● WHAT YOU HAVE TO DO: Find every line in the records below that holds the word "Band" and copy it.

[Figure collection entries]
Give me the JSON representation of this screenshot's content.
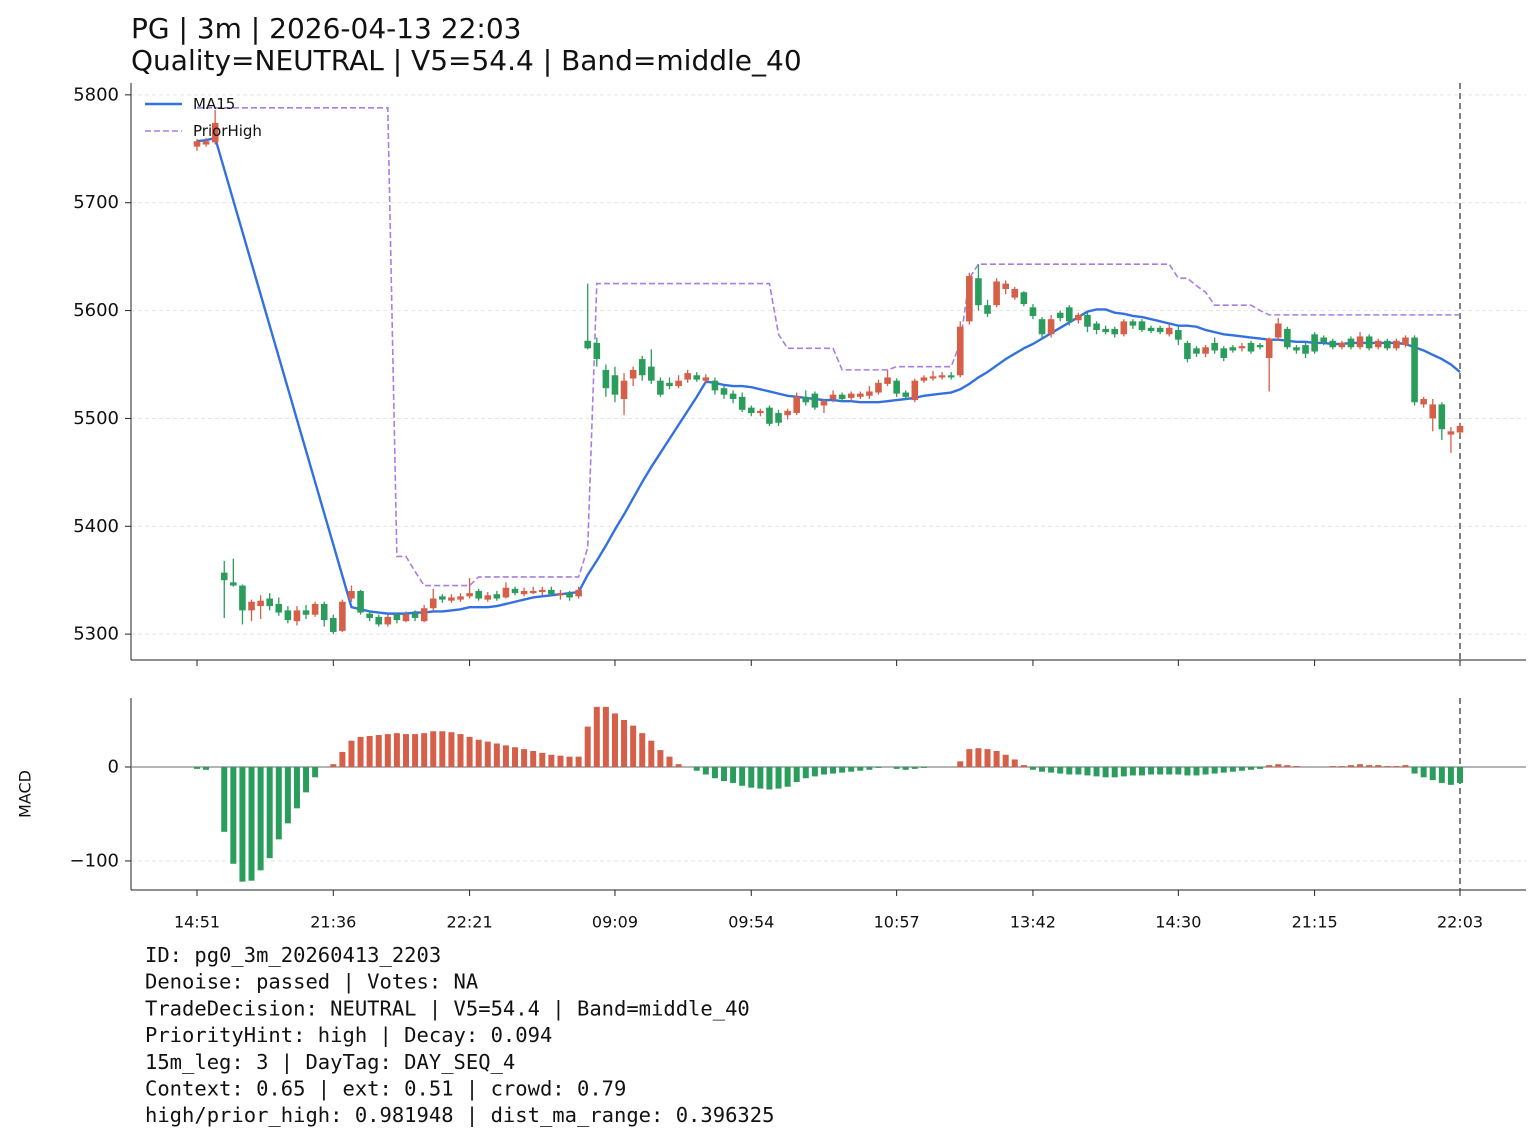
{
  "chart_data": [
    {
      "type": "candlestick",
      "title": "PG | 3m | 2026-04-13 22:03",
      "subtitle": "Quality=NEUTRAL | V5=54.4 | Band=middle_40",
      "up_color": "#d65f4a",
      "down_color": "#2a9d5c",
      "grid": true,
      "legend": "upper left",
      "ylim": [
        5276,
        5811
      ],
      "yticks": [
        5300,
        5400,
        5500,
        5600,
        5700,
        5800
      ],
      "open": [
        5752,
        5754,
        5756,
        5357,
        5348,
        5345,
        5322,
        5326,
        5333,
        5328,
        5322,
        5312,
        5322,
        5318,
        5328,
        5315,
        5303,
        5333,
        5340,
        5319,
        5316,
        5309,
        5318,
        5312,
        5319,
        5312,
        5324,
        5335,
        5331,
        5332,
        5335,
        5340,
        5332,
        5337,
        5334,
        5342,
        5337,
        5338,
        5339,
        5341,
        5336,
        5338,
        5335,
        5572,
        5570,
        5545,
        5540,
        5518,
        5537,
        5555,
        5548,
        5535,
        5533,
        5530,
        5536,
        5540,
        5535,
        5535,
        5528,
        5523,
        5520,
        5510,
        5505,
        5510,
        5505,
        5503,
        5505,
        5520,
        5523,
        5512,
        5518,
        5522,
        5519,
        5520,
        5521,
        5524,
        5532,
        5535,
        5524,
        5517,
        5535,
        5537,
        5538,
        5540,
        5540,
        5590,
        5630,
        5605,
        5605,
        5620,
        5612,
        5617,
        5603,
        5592,
        5578,
        5598,
        5603,
        5591,
        5596,
        5588,
        5583,
        5583,
        5578,
        5590,
        5590,
        5584,
        5584,
        5578,
        5582,
        5570,
        5565,
        5560,
        5570,
        5565,
        5566,
        5565,
        5570,
        5568,
        5556,
        5575,
        5583,
        5566,
        5568,
        5578,
        5575,
        5572,
        5566,
        5574,
        5566,
        5576,
        5566,
        5572,
        5565,
        5568,
        5575,
        5513,
        5500,
        5513,
        5485,
        5487
      ],
      "high": [
        5759,
        5760,
        5786,
        5368,
        5370,
        5346,
        5332,
        5336,
        5338,
        5334,
        5326,
        5326,
        5327,
        5330,
        5330,
        5318,
        5332,
        5345,
        5341,
        5322,
        5318,
        5318,
        5320,
        5321,
        5322,
        5327,
        5342,
        5337,
        5337,
        5338,
        5352,
        5342,
        5339,
        5340,
        5348,
        5344,
        5343,
        5344,
        5344,
        5344,
        5341,
        5340,
        5344,
        5625,
        5575,
        5550,
        5548,
        5542,
        5548,
        5558,
        5564,
        5538,
        5538,
        5540,
        5545,
        5543,
        5541,
        5538,
        5530,
        5526,
        5524,
        5512,
        5509,
        5512,
        5508,
        5509,
        5524,
        5526,
        5525,
        5518,
        5526,
        5524,
        5525,
        5525,
        5530,
        5536,
        5545,
        5537,
        5526,
        5537,
        5540,
        5544,
        5543,
        5543,
        5590,
        5635,
        5643,
        5610,
        5630,
        5628,
        5622,
        5618,
        5606,
        5594,
        5596,
        5600,
        5605,
        5598,
        5598,
        5590,
        5586,
        5585,
        5592,
        5592,
        5592,
        5586,
        5586,
        5587,
        5585,
        5572,
        5567,
        5568,
        5575,
        5567,
        5568,
        5570,
        5572,
        5570,
        5575,
        5593,
        5585,
        5568,
        5570,
        5580,
        5577,
        5574,
        5572,
        5576,
        5580,
        5578,
        5574,
        5574,
        5574,
        5577,
        5577,
        5520,
        5518,
        5515,
        5492,
        5496
      ],
      "low": [
        5748,
        5752,
        5754,
        5315,
        5344,
        5309,
        5312,
        5314,
        5322,
        5317,
        5310,
        5308,
        5314,
        5316,
        5307,
        5300,
        5302,
        5330,
        5318,
        5312,
        5307,
        5307,
        5310,
        5311,
        5312,
        5311,
        5322,
        5329,
        5329,
        5330,
        5333,
        5331,
        5330,
        5331,
        5333,
        5336,
        5335,
        5337,
        5336,
        5335,
        5332,
        5331,
        5333,
        5564,
        5548,
        5520,
        5515,
        5503,
        5530,
        5535,
        5532,
        5520,
        5527,
        5528,
        5533,
        5534,
        5532,
        5522,
        5518,
        5514,
        5506,
        5502,
        5502,
        5493,
        5493,
        5499,
        5503,
        5512,
        5508,
        5505,
        5515,
        5515,
        5516,
        5518,
        5518,
        5522,
        5530,
        5520,
        5517,
        5515,
        5533,
        5535,
        5536,
        5536,
        5538,
        5587,
        5600,
        5594,
        5603,
        5615,
        5610,
        5604,
        5592,
        5575,
        5575,
        5590,
        5586,
        5588,
        5580,
        5578,
        5578,
        5575,
        5576,
        5583,
        5580,
        5579,
        5578,
        5576,
        5568,
        5552,
        5557,
        5557,
        5560,
        5553,
        5561,
        5562,
        5560,
        5564,
        5525,
        5572,
        5564,
        5560,
        5556,
        5560,
        5568,
        5564,
        5564,
        5564,
        5564,
        5563,
        5564,
        5563,
        5563,
        5566,
        5512,
        5510,
        5488,
        5480,
        5468,
        5484
      ],
      "close": [
        5757,
        5757,
        5774,
        5350,
        5345,
        5322,
        5330,
        5331,
        5326,
        5320,
        5313,
        5322,
        5318,
        5328,
        5313,
        5302,
        5330,
        5340,
        5320,
        5315,
        5309,
        5316,
        5313,
        5318,
        5315,
        5324,
        5333,
        5332,
        5334,
        5335,
        5338,
        5333,
        5336,
        5333,
        5343,
        5338,
        5340,
        5340,
        5341,
        5337,
        5338,
        5334,
        5341,
        5565,
        5555,
        5528,
        5522,
        5535,
        5545,
        5540,
        5535,
        5522,
        5530,
        5535,
        5542,
        5536,
        5538,
        5526,
        5522,
        5518,
        5508,
        5505,
        5507,
        5495,
        5496,
        5507,
        5520,
        5515,
        5510,
        5516,
        5522,
        5518,
        5523,
        5523,
        5525,
        5533,
        5538,
        5523,
        5520,
        5535,
        5538,
        5539,
        5540,
        5538,
        5585,
        5632,
        5605,
        5597,
        5627,
        5625,
        5620,
        5606,
        5595,
        5578,
        5592,
        5593,
        5590,
        5596,
        5585,
        5582,
        5580,
        5578,
        5590,
        5586,
        5582,
        5581,
        5580,
        5584,
        5573,
        5555,
        5560,
        5566,
        5563,
        5556,
        5563,
        5567,
        5562,
        5566,
        5574,
        5588,
        5566,
        5563,
        5560,
        5562,
        5570,
        5566,
        5570,
        5566,
        5576,
        5565,
        5572,
        5565,
        5572,
        5575,
        5515,
        5518,
        5513,
        5490,
        5488,
        5493
      ],
      "series": [
        {
          "name": "MA15",
          "color": "#3370e0",
          "values": [
            5757,
            5758,
            5760,
            5731,
            5702,
            5673,
            5644,
            5615,
            5586,
            5557,
            5528,
            5499,
            5470,
            5441,
            5412,
            5383,
            5354,
            5325,
            5323,
            5321,
            5320,
            5319,
            5319,
            5319,
            5320,
            5320,
            5321,
            5321,
            5322,
            5323,
            5325,
            5325,
            5325,
            5326,
            5328,
            5330,
            5332,
            5334,
            5335,
            5336,
            5337,
            5338,
            5339,
            5355,
            5368,
            5382,
            5397,
            5411,
            5426,
            5441,
            5455,
            5468,
            5481,
            5494,
            5507,
            5520,
            5534,
            5533,
            5531,
            5530,
            5530,
            5529,
            5527,
            5525,
            5523,
            5521,
            5520,
            5519,
            5518,
            5517,
            5517,
            5516,
            5516,
            5515,
            5515,
            5515,
            5516,
            5517,
            5518,
            5519,
            5521,
            5522,
            5523,
            5524,
            5527,
            5532,
            5538,
            5543,
            5549,
            5555,
            5560,
            5565,
            5569,
            5574,
            5579,
            5584,
            5589,
            5594,
            5599,
            5601,
            5601,
            5598,
            5597,
            5595,
            5594,
            5592,
            5590,
            5588,
            5586,
            5586,
            5585,
            5582,
            5580,
            5578,
            5577,
            5576,
            5575,
            5574,
            5573,
            5573,
            5572,
            5571,
            5571,
            5570,
            5570,
            5569,
            5569,
            5570,
            5570,
            5570,
            5570,
            5570,
            5570,
            5569,
            5566,
            5563,
            5559,
            5555,
            5550,
            5543
          ]
        },
        {
          "name": "PriorHigh",
          "color": "#a97ee3",
          "dashed": true,
          "values": [
            5788,
            5788,
            5788,
            5788,
            5788,
            5788,
            5788,
            5788,
            5788,
            5788,
            5788,
            5788,
            5788,
            5788,
            5788,
            5788,
            5788,
            5788,
            5788,
            5788,
            5788,
            5788,
            5372,
            5372,
            5358,
            5345,
            5345,
            5345,
            5345,
            5345,
            5345,
            5353,
            5353,
            5353,
            5353,
            5353,
            5353,
            5353,
            5353,
            5353,
            5353,
            5353,
            5353,
            5380,
            5625,
            5625,
            5625,
            5625,
            5625,
            5625,
            5625,
            5625,
            5625,
            5625,
            5625,
            5625,
            5625,
            5625,
            5625,
            5625,
            5625,
            5625,
            5625,
            5625,
            5578,
            5565,
            5565,
            5565,
            5565,
            5565,
            5565,
            5545,
            5545,
            5545,
            5545,
            5545,
            5545,
            5548,
            5548,
            5548,
            5548,
            5548,
            5548,
            5548,
            5570,
            5630,
            5643,
            5643,
            5643,
            5643,
            5643,
            5643,
            5643,
            5643,
            5643,
            5643,
            5643,
            5643,
            5643,
            5643,
            5643,
            5643,
            5643,
            5643,
            5643,
            5643,
            5643,
            5643,
            5630,
            5630,
            5623,
            5617,
            5605,
            5605,
            5605,
            5605,
            5605,
            5600,
            5596,
            5596,
            5596,
            5596,
            5596,
            5596,
            5596,
            5596,
            5596,
            5596,
            5596,
            5596,
            5596,
            5596,
            5596,
            5596,
            5596,
            5596,
            5596,
            5596,
            5596,
            5596
          ]
        }
      ]
    },
    {
      "type": "bar",
      "ylabel": "MACD",
      "positive_color": "#d65f4a",
      "negative_color": "#2a9d5c",
      "grid": true,
      "ylim": [
        -130.9,
        73.4
      ],
      "yticks": [
        {
          "value": -100,
          "label": "−100"
        },
        0
      ],
      "categories": [
        "14:51",
        null,
        null,
        null,
        null,
        null,
        null,
        null,
        null,
        null,
        null,
        null,
        null,
        null,
        null,
        "21:36",
        null,
        null,
        null,
        null,
        null,
        null,
        null,
        null,
        null,
        null,
        null,
        null,
        null,
        null,
        "22:21",
        null,
        null,
        null,
        null,
        null,
        null,
        null,
        null,
        null,
        null,
        null,
        null,
        null,
        null,
        null,
        "09:09",
        null,
        null,
        null,
        null,
        null,
        null,
        null,
        null,
        null,
        null,
        null,
        null,
        null,
        null,
        "09:54",
        null,
        null,
        null,
        null,
        null,
        null,
        null,
        null,
        null,
        null,
        null,
        null,
        null,
        null,
        null,
        "10:57",
        null,
        null,
        null,
        null,
        null,
        null,
        null,
        null,
        null,
        null,
        null,
        null,
        null,
        null,
        "13:42",
        null,
        null,
        null,
        null,
        null,
        null,
        null,
        null,
        null,
        null,
        null,
        null,
        null,
        null,
        null,
        "14:30",
        null,
        null,
        null,
        null,
        null,
        null,
        null,
        null,
        null,
        null,
        null,
        null,
        null,
        null,
        "21:15",
        null,
        null,
        null,
        null,
        null,
        null,
        null,
        null,
        null,
        null,
        null,
        null,
        null,
        null,
        null,
        "22:03"
      ],
      "values": [
        -2,
        -3,
        0,
        -69,
        -103,
        -122,
        -121,
        -110,
        -97,
        -77,
        -60,
        -44,
        -27,
        -11,
        0,
        3,
        16,
        28,
        32,
        33,
        34,
        35,
        36,
        35,
        35,
        36,
        38,
        38,
        37,
        35,
        32,
        29,
        27,
        25,
        23,
        21,
        19,
        17,
        15,
        13,
        12,
        11,
        11,
        43,
        64,
        64,
        57,
        50,
        44,
        36,
        28,
        18,
        11,
        3,
        0,
        -4,
        -8,
        -12,
        -15,
        -17,
        -20,
        -22,
        -23,
        -24,
        -23,
        -21,
        -16,
        -12,
        -10,
        -8,
        -7,
        -6,
        -5,
        -4,
        -3,
        -1,
        0,
        -2,
        -3,
        -2,
        -1,
        0,
        0,
        0,
        6,
        19,
        20,
        19,
        17,
        13,
        8,
        2,
        -3,
        -5,
        -6,
        -7,
        -8,
        -8,
        -9,
        -10,
        -11,
        -11,
        -10,
        -9,
        -9,
        -8,
        -8,
        -8,
        -8,
        -9,
        -9,
        -8,
        -7,
        -6,
        -5,
        -4,
        -3,
        -2,
        2,
        3,
        2,
        1,
        0,
        0,
        0,
        1,
        1,
        2,
        3,
        2,
        2,
        1,
        1,
        2,
        -7,
        -11,
        -14,
        -17,
        -19,
        -17
      ]
    }
  ],
  "info": [
    "ID: pg0_3m_20260413_2203",
    "Denoise: passed | Votes: NA",
    "TradeDecision: NEUTRAL | V5=54.4 | Band=middle_40",
    "PriorityHint: high | Decay: 0.094",
    "15m_leg: 3 | DayTag: DAY_SEQ_4",
    "Context: 0.65 | ext: 0.51 | crowd: 0.79",
    "high/prior_high: 0.981948 | dist_ma_range: 0.396325"
  ]
}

● TASK ANSWER:
      "subtitle": "Quality=NEUTRAL | V5=54.4 | Band=middle_40",
    "TradeDecision: NEUTRAL | V5=54.4 | Band=middle_40",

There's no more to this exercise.